### INSTRUCTION:
Go through the entries below and retype them exactly, omitting each picture.

· · · ·

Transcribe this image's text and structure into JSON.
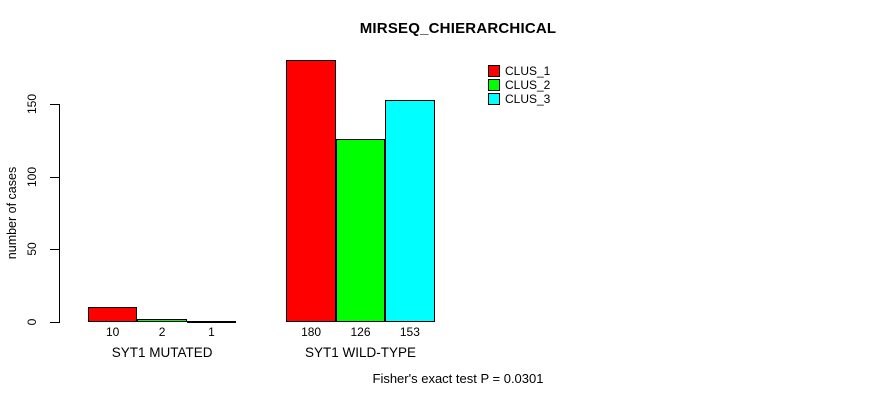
{
  "chart_data": {
    "type": "bar",
    "title": "MIRSEQ_CHIERARCHICAL",
    "ylabel": "number of cases",
    "xlabel": "",
    "yticks": [
      0,
      50,
      100,
      150
    ],
    "ylim": [
      0,
      185
    ],
    "grid": false,
    "legend_position": "top-right-inside",
    "bar_border_color": "#000000",
    "background_color": "#ffffff",
    "categories": [
      "SYT1 MUTATED",
      "SYT1 WILD-TYPE"
    ],
    "series": [
      {
        "name": "CLUS_1",
        "color": "#ff0000",
        "values": [
          10,
          180
        ]
      },
      {
        "name": "CLUS_2",
        "color": "#00ff00",
        "values": [
          2,
          126
        ]
      },
      {
        "name": "CLUS_3",
        "color": "#00ffff",
        "values": [
          1,
          153
        ]
      }
    ],
    "value_labels_shown": true,
    "annotation": "Fisher's exact test P = 0.0301"
  }
}
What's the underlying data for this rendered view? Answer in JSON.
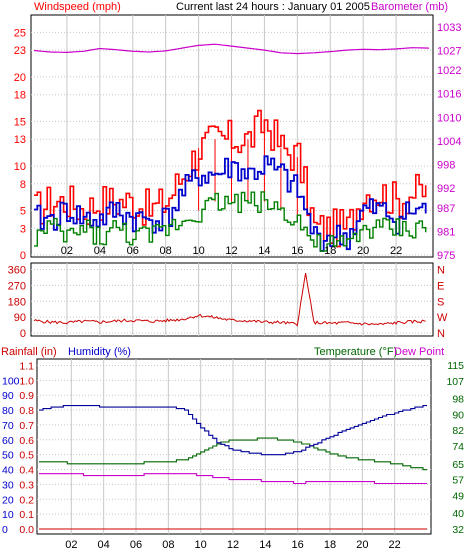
{
  "header": {
    "windspeed_label": "Windspeed (mph)",
    "title": "Current last 24 hours : January 01 2005",
    "barometer_label": "Barometer (mb)"
  },
  "rain_label": "Rainfall (in)",
  "humidity_label": "Humidity (%)",
  "temperature_label": "Temperature (°F)",
  "dewpoint_label": "Dew Point",
  "x_ticks": [
    "02",
    "04",
    "06",
    "08",
    "10",
    "12",
    "14",
    "16",
    "18",
    "20",
    "22"
  ],
  "colors": {
    "gust": "#ff0000",
    "avg_wind": "#0000cc",
    "min_wind": "#008000",
    "barometer": "#cc00cc",
    "direction": "#cc0000",
    "humidity": "#000099",
    "temperature": "#006600",
    "dewpoint": "#cc00cc",
    "rain_axis": "#cc0000",
    "humidity_axis": "#0000cc",
    "temperature_axis": "#006600",
    "frame": "#000000",
    "grid": "#c8c8c8"
  },
  "chart_data": [
    {
      "type": "line",
      "panel": "wind",
      "title": "Current last 24 hours : January 01 2005",
      "ylabel": "Windspeed (mph)",
      "ylabel_right": "Barometer (mb)",
      "y_ticks": [
        "0",
        "3",
        "5",
        "8",
        "10",
        "13",
        "15",
        "18",
        "20",
        "23",
        "25"
      ],
      "ylim": [
        0,
        26.5
      ],
      "y2_ticks": [
        "975",
        "981",
        "987",
        "992",
        "998",
        "1004",
        "1010",
        "1016",
        "1022",
        "1027",
        "1033"
      ],
      "y2lim": [
        975,
        1035
      ],
      "xlim": [
        0,
        24
      ],
      "x": [
        0.0,
        1.0,
        2.0,
        3.0,
        4.0,
        5.0,
        6.0,
        7.0,
        8.0,
        9.0,
        10.0,
        11.0,
        12.0,
        13.0,
        14.0,
        15.0,
        16.0,
        17.0,
        18.0,
        19.0,
        20.0,
        21.0,
        22.0,
        23.0,
        24.0
      ],
      "series": [
        {
          "role": "gust",
          "values": [
            5,
            6,
            6,
            5,
            6,
            6,
            6,
            5,
            6,
            9,
            12,
            13,
            13,
            13,
            15,
            12,
            11,
            3,
            3,
            3,
            7,
            7,
            6,
            7,
            7
          ]
        },
        {
          "role": "average",
          "values": [
            4,
            4,
            5,
            4,
            4,
            5,
            4,
            4,
            4,
            7,
            9,
            9,
            10,
            9,
            10,
            9,
            7,
            2,
            2,
            2,
            5,
            5,
            4,
            5,
            5
          ]
        },
        {
          "role": "minimum",
          "values": [
            2,
            3,
            2,
            3,
            2,
            3,
            2,
            2,
            3,
            4,
            5,
            6,
            6,
            6,
            6,
            5,
            4,
            1,
            1,
            1,
            3,
            3,
            3,
            3,
            3
          ]
        },
        {
          "role": "barometer",
          "axis": "right",
          "values": [
            1027,
            1026.6,
            1026.5,
            1026.8,
            1027.5,
            1027.2,
            1026.8,
            1026.6,
            1026.9,
            1027.6,
            1028.3,
            1028.6,
            1028.1,
            1027.6,
            1027.1,
            1026.4,
            1026.2,
            1026.4,
            1026.7,
            1027.1,
            1027.3,
            1027.2,
            1027.4,
            1027.7,
            1027.6
          ]
        }
      ]
    },
    {
      "type": "line",
      "panel": "direction",
      "y_ticks": [
        "0",
        "90",
        "180",
        "270",
        "360"
      ],
      "ylim": [
        0,
        380
      ],
      "y2_ticks": [
        "N",
        "W",
        "S",
        "E",
        "N"
      ],
      "xlim": [
        0,
        24
      ],
      "x": [
        0.0,
        1.0,
        2.0,
        3.0,
        4.0,
        5.0,
        6.0,
        7.0,
        8.0,
        9.0,
        10.0,
        11.0,
        12.0,
        13.0,
        14.0,
        15.0,
        16.0,
        16.5,
        17.0,
        18.0,
        19.0,
        20.0,
        21.0,
        22.0,
        23.0,
        24.0
      ],
      "series": [
        {
          "role": "wind-direction",
          "values": [
            70,
            62,
            58,
            66,
            62,
            68,
            72,
            66,
            70,
            78,
            100,
            88,
            72,
            70,
            62,
            60,
            50,
            340,
            60,
            55,
            58,
            52,
            48,
            58,
            64,
            68
          ]
        }
      ]
    },
    {
      "type": "line",
      "panel": "climate",
      "ylabel": "Rainfall (in)",
      "y_ticks": [
        "0.0",
        "0.1",
        "0.2",
        "0.3",
        "0.4",
        "0.5",
        "0.6",
        "0.7",
        "0.8",
        "0.9",
        "1.0",
        "1.1"
      ],
      "ylim": [
        0,
        1.13
      ],
      "y_ticks_humidity": [
        "0",
        "10",
        "20",
        "30",
        "40",
        "50",
        "60",
        "70",
        "80",
        "90",
        "100"
      ],
      "y2_ticks": [
        "32",
        "40",
        "49",
        "57",
        "65",
        "74",
        "82",
        "90",
        "98",
        "107",
        "115"
      ],
      "y2lim": [
        32,
        117
      ],
      "xlim": [
        0,
        24
      ],
      "x": [
        0.0,
        1.0,
        2.0,
        3.0,
        4.0,
        5.0,
        6.0,
        7.0,
        8.0,
        9.0,
        10.0,
        11.0,
        12.0,
        13.0,
        14.0,
        15.0,
        16.0,
        17.0,
        18.0,
        19.0,
        20.0,
        21.0,
        22.0,
        23.0,
        24.0
      ],
      "series": [
        {
          "role": "humidity",
          "axis": "humidity",
          "values": [
            80,
            82,
            83,
            83,
            82,
            82,
            82,
            82,
            82,
            80,
            68,
            58,
            53,
            51,
            50,
            50,
            52,
            57,
            62,
            67,
            71,
            75,
            78,
            81,
            83
          ]
        },
        {
          "role": "temperature",
          "axis": "right",
          "values": [
            66,
            66,
            65,
            65,
            65,
            65,
            65,
            66,
            66,
            67,
            71,
            75,
            77,
            77,
            78,
            77,
            76,
            73,
            70,
            68,
            67,
            66,
            65,
            63,
            62
          ]
        },
        {
          "role": "dew-point",
          "axis": "right",
          "values": [
            60,
            60,
            60,
            59,
            59,
            59,
            59,
            60,
            60,
            60,
            59,
            58,
            57,
            57,
            56,
            56,
            55,
            56,
            56,
            56,
            56,
            55,
            55,
            55,
            55
          ]
        },
        {
          "role": "rainfall",
          "axis": "left",
          "values": [
            0,
            0,
            0,
            0,
            0,
            0,
            0,
            0,
            0,
            0,
            0,
            0,
            0,
            0,
            0,
            0,
            0,
            0,
            0,
            0,
            0,
            0,
            0,
            0,
            0
          ]
        }
      ]
    }
  ]
}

· · · ·

### FINAL ANSWER:
Transcribe this image's text and structure into JSON.
{
  "chart_data": {
    "type": "bar",
    "title": "MIRSEQ_CHIERARCHICAL",
    "ylabel": "number of cases",
    "xlabel": "",
    "yticks": [
      0,
      50,
      100,
      150
    ],
    "ylim": [
      0,
      185
    ],
    "grid": false,
    "legend_position": "top-right-inside",
    "bar_border_color": "#000000",
    "background_color": "#ffffff",
    "categories": [
      "SYT1 MUTATED",
      "SYT1 WILD-TYPE"
    ],
    "series": [
      {
        "name": "CLUS_1",
        "color": "#ff0000",
        "values": [
          10,
          180
        ]
      },
      {
        "name": "CLUS_2",
        "color": "#00ff00",
        "values": [
          2,
          126
        ]
      },
      {
        "name": "CLUS_3",
        "color": "#00ffff",
        "values": [
          1,
          153
        ]
      }
    ],
    "value_labels_shown": true,
    "annotation": "Fisher's exact test P = 0.0301"
  }
}
What's the underlying data for this rendered view? Answer in JSON.
{
  "header": {
    "windspeed_label": "Windspeed (mph)",
    "title": "Current last 24 hours : January 01 2005",
    "barometer_label": "Barometer (mb)"
  },
  "rain_label": "Rainfall (in)",
  "humidity_label": "Humidity (%)",
  "temperature_label": "Temperature (°F)",
  "dewpoint_label": "Dew Point",
  "x_ticks": [
    "02",
    "04",
    "06",
    "08",
    "10",
    "12",
    "14",
    "16",
    "18",
    "20",
    "22"
  ],
  "colors": {
    "gust": "#ff0000",
    "avg_wind": "#0000cc",
    "min_wind": "#008000",
    "barometer": "#cc00cc",
    "direction": "#cc0000",
    "humidity": "#000099",
    "temperature": "#006600",
    "dewpoint": "#cc00cc",
    "rain_axis": "#cc0000",
    "humidity_axis": "#0000cc",
    "temperature_axis": "#006600",
    "frame": "#000000",
    "grid": "#c8c8c8"
  },
  "chart_data": [
    {
      "type": "line",
      "panel": "wind",
      "title": "Current last 24 hours : January 01 2005",
      "ylabel": "Windspeed (mph)",
      "ylabel_right": "Barometer (mb)",
      "y_ticks": [
        "0",
        "3",
        "5",
        "8",
        "10",
        "13",
        "15",
        "18",
        "20",
        "23",
        "25"
      ],
      "ylim": [
        0,
        26.5
      ],
      "y2_ticks": [
        "975",
        "981",
        "987",
        "992",
        "998",
        "1004",
        "1010",
        "1016",
        "1022",
        "1027",
        "1033"
      ],
      "y2lim": [
        975,
        1035
      ],
      "xlim": [
        0,
        24
      ],
      "x": [
        0.0,
        1.0,
        2.0,
        3.0,
        4.0,
        5.0,
        6.0,
        7.0,
        8.0,
        9.0,
        10.0,
        11.0,
        12.0,
        13.0,
        14.0,
        15.0,
        16.0,
        17.0,
        18.0,
        19.0,
        20.0,
        21.0,
        22.0,
        23.0,
        24.0
      ],
      "series": [
        {
          "role": "gust",
          "values": [
            5,
            6,
            6,
            5,
            6,
            6,
            6,
            5,
            6,
            9,
            12,
            13,
            13,
            13,
            15,
            12,
            11,
            3,
            3,
            3,
            7,
            7,
            6,
            7,
            7
          ]
        },
        {
          "role": "average",
          "values": [
            4,
            4,
            5,
            4,
            4,
            5,
            4,
            4,
            4,
            7,
            9,
            9,
            10,
            9,
            10,
            9,
            7,
            2,
            2,
            2,
            5,
            5,
            4,
            5,
            5
          ]
        },
        {
          "role": "minimum",
          "values": [
            2,
            3,
            2,
            3,
            2,
            3,
            2,
            2,
            3,
            4,
            5,
            6,
            6,
            6,
            6,
            5,
            4,
            1,
            1,
            1,
            3,
            3,
            3,
            3,
            3
          ]
        },
        {
          "role": "barometer",
          "axis": "right",
          "values": [
            1027,
            1026.6,
            1026.5,
            1026.8,
            1027.5,
            1027.2,
            1026.8,
            1026.6,
            1026.9,
            1027.6,
            1028.3,
            1028.6,
            1028.1,
            1027.6,
            1027.1,
            1026.4,
            1026.2,
            1026.4,
            1026.7,
            1027.1,
            1027.3,
            1027.2,
            1027.4,
            1027.7,
            1027.6
          ]
        }
      ]
    },
    {
      "type": "line",
      "panel": "direction",
      "y_ticks": [
        "0",
        "90",
        "180",
        "270",
        "360"
      ],
      "ylim": [
        0,
        380
      ],
      "y2_ticks": [
        "N",
        "W",
        "S",
        "E",
        "N"
      ],
      "xlim": [
        0,
        24
      ],
      "x": [
        0.0,
        1.0,
        2.0,
        3.0,
        4.0,
        5.0,
        6.0,
        7.0,
        8.0,
        9.0,
        10.0,
        11.0,
        12.0,
        13.0,
        14.0,
        15.0,
        16.0,
        16.5,
        17.0,
        18.0,
        19.0,
        20.0,
        21.0,
        22.0,
        23.0,
        24.0
      ],
      "series": [
        {
          "role": "wind-direction",
          "values": [
            70,
            62,
            58,
            66,
            62,
            68,
            72,
            66,
            70,
            78,
            100,
            88,
            72,
            70,
            62,
            60,
            50,
            340,
            60,
            55,
            58,
            52,
            48,
            58,
            64,
            68
          ]
        }
      ]
    },
    {
      "type": "line",
      "panel": "climate",
      "ylabel": "Rainfall (in)",
      "y_ticks": [
        "0.0",
        "0.1",
        "0.2",
        "0.3",
        "0.4",
        "0.5",
        "0.6",
        "0.7",
        "0.8",
        "0.9",
        "1.0",
        "1.1"
      ],
      "ylim": [
        0,
        1.13
      ],
      "y_ticks_humidity": [
        "0",
        "10",
        "20",
        "30",
        "40",
        "50",
        "60",
        "70",
        "80",
        "90",
        "100"
      ],
      "y2_ticks": [
        "32",
        "40",
        "49",
        "57",
        "65",
        "74",
        "82",
        "90",
        "98",
        "107",
        "115"
      ],
      "y2lim": [
        32,
        117
      ],
      "xlim": [
        0,
        24
      ],
      "x": [
        0.0,
        1.0,
        2.0,
        3.0,
        4.0,
        5.0,
        6.0,
        7.0,
        8.0,
        9.0,
        10.0,
        11.0,
        12.0,
        13.0,
        14.0,
        15.0,
        16.0,
        17.0,
        18.0,
        19.0,
        20.0,
        21.0,
        22.0,
        23.0,
        24.0
      ],
      "series": [
        {
          "role": "humidity",
          "axis": "humidity",
          "values": [
            80,
            82,
            83,
            83,
            82,
            82,
            82,
            82,
            82,
            80,
            68,
            58,
            53,
            51,
            50,
            50,
            52,
            57,
            62,
            67,
            71,
            75,
            78,
            81,
            83
          ]
        },
        {
          "role": "temperature",
          "axis": "right",
          "values": [
            66,
            66,
            65,
            65,
            65,
            65,
            65,
            66,
            66,
            67,
            71,
            75,
            77,
            77,
            78,
            77,
            76,
            73,
            70,
            68,
            67,
            66,
            65,
            63,
            62
          ]
        },
        {
          "role": "dew-point",
          "axis": "right",
          "values": [
            60,
            60,
            60,
            59,
            59,
            59,
            59,
            60,
            60,
            60,
            59,
            58,
            57,
            57,
            56,
            56,
            55,
            56,
            56,
            56,
            56,
            55,
            55,
            55,
            55
          ]
        },
        {
          "role": "rainfall",
          "axis": "left",
          "values": [
            0,
            0,
            0,
            0,
            0,
            0,
            0,
            0,
            0,
            0,
            0,
            0,
            0,
            0,
            0,
            0,
            0,
            0,
            0,
            0,
            0,
            0,
            0,
            0,
            0
          ]
        }
      ]
    }
  ]
}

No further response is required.